** START TASK INPUTS **
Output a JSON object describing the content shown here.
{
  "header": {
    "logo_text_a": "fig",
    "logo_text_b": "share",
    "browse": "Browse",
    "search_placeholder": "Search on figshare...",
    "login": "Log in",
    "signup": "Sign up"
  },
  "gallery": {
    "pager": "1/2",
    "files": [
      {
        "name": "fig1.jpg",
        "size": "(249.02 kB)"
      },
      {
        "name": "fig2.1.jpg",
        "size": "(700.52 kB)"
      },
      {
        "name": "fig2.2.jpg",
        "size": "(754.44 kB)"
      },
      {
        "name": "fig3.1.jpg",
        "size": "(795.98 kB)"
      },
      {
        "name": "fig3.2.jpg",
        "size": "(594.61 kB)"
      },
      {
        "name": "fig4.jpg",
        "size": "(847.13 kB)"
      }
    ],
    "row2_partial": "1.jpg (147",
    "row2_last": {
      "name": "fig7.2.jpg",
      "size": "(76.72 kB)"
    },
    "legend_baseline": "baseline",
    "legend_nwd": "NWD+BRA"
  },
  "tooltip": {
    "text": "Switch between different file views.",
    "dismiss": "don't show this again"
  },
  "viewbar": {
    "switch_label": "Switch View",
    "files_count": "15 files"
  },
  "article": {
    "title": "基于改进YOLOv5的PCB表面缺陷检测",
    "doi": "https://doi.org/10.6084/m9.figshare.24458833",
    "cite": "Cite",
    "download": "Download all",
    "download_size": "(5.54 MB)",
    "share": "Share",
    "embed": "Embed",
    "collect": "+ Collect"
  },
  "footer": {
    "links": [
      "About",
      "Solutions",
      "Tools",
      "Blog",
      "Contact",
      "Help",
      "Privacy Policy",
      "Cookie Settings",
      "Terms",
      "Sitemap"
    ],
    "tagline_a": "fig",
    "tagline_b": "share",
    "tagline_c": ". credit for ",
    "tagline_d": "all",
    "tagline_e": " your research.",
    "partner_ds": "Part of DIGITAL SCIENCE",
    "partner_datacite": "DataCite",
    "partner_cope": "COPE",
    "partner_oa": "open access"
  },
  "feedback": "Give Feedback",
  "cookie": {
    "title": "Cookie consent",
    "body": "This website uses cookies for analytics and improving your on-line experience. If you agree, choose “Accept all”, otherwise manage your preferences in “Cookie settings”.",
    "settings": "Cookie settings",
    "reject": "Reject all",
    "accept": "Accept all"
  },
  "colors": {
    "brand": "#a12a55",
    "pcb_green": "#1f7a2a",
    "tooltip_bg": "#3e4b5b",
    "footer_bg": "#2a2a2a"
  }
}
** END TASK INPUTS **
## WHAT THIS TASK INVOLVES
In the entries above, how many lines contain the word "Switch"? Answer with the number only.

## SOLUTION TO THIS EXERCISE
2